__EXERCISE OBJECTIVE__: Your task is to gather the lines below that hold the string "this".

__DATASET RECORDS__:
— begin —

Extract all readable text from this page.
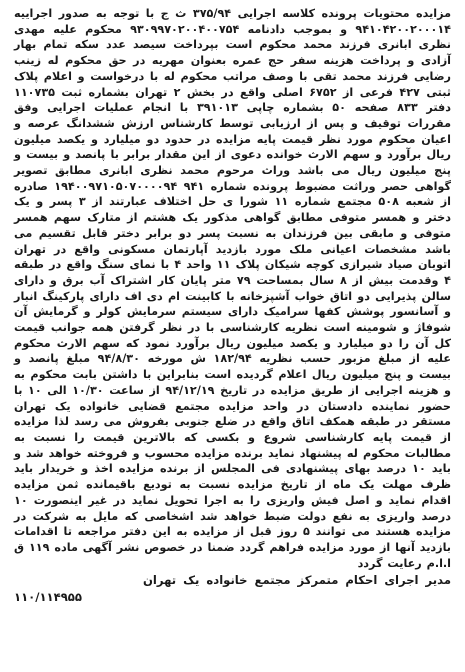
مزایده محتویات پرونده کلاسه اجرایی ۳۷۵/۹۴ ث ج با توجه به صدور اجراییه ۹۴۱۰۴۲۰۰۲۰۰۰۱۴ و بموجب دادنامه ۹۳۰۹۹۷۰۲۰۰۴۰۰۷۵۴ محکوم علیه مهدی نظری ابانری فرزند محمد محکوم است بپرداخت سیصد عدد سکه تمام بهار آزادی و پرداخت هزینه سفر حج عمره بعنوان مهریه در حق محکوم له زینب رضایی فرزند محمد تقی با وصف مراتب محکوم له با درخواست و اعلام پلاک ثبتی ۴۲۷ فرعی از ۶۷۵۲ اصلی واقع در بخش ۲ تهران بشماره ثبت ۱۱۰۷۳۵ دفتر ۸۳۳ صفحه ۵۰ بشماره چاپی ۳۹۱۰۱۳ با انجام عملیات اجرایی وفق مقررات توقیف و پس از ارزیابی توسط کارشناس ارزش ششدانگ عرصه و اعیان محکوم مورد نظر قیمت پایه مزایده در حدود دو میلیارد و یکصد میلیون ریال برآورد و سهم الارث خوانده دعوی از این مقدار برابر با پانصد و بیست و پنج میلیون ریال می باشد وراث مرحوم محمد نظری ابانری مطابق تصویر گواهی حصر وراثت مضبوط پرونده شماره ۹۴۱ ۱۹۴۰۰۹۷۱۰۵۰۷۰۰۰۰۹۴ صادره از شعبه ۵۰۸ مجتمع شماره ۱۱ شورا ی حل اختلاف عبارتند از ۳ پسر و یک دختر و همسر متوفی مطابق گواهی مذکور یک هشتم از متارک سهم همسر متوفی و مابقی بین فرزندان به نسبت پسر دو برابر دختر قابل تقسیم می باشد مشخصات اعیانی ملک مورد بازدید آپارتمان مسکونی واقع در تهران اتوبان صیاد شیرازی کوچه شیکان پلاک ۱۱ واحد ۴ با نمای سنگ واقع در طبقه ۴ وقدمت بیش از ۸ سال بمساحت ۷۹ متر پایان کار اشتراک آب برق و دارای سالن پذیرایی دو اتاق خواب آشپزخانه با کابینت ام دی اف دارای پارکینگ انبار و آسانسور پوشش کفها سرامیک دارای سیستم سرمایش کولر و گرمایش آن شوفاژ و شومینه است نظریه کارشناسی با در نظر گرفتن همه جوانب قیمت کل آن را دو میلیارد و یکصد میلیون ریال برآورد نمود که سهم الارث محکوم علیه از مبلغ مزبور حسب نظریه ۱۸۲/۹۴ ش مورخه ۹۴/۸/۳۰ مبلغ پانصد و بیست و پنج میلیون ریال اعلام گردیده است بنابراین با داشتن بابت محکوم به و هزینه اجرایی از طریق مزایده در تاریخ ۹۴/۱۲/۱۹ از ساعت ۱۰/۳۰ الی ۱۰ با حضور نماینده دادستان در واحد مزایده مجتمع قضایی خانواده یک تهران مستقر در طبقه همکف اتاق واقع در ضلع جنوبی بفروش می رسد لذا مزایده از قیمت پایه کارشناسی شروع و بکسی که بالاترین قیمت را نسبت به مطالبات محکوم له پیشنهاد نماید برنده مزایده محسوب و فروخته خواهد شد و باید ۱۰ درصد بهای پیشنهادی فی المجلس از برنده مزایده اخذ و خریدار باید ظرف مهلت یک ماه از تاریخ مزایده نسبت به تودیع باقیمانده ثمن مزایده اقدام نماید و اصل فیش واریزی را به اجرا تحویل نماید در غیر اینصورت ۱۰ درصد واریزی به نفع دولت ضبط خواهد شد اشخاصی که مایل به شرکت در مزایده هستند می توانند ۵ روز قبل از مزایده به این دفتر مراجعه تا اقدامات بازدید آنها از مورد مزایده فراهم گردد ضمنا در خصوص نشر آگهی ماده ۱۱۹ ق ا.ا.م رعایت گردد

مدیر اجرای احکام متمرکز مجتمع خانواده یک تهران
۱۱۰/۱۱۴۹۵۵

— end —
— begin —

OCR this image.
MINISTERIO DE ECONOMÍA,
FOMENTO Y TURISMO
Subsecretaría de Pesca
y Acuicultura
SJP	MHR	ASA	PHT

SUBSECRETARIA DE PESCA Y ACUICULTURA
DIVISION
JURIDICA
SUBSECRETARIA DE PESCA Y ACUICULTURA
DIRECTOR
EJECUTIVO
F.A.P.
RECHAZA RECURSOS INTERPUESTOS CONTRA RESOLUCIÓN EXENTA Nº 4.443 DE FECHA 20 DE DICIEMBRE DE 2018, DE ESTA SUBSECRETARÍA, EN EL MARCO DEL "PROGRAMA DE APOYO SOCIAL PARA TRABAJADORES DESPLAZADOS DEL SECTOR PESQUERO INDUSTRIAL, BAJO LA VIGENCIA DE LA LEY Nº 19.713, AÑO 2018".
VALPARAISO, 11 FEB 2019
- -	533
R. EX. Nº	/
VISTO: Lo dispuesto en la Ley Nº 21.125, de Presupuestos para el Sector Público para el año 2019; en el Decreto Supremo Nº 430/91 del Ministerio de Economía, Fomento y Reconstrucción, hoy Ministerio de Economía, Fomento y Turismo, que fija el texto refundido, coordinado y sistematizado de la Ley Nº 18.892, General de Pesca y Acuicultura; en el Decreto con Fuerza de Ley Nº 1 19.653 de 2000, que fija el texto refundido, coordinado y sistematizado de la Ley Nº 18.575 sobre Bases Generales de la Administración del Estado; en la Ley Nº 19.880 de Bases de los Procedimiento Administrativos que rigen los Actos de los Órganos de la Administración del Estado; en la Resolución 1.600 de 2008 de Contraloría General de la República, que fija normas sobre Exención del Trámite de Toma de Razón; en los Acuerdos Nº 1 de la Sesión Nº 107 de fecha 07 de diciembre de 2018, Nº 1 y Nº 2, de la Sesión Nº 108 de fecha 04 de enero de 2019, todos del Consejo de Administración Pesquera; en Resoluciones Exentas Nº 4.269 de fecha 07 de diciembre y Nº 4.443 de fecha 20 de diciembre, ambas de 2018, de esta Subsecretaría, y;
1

— end —

__RESPONSE TO THE TASK__:
Extract all readable text from this page.
OCR this image.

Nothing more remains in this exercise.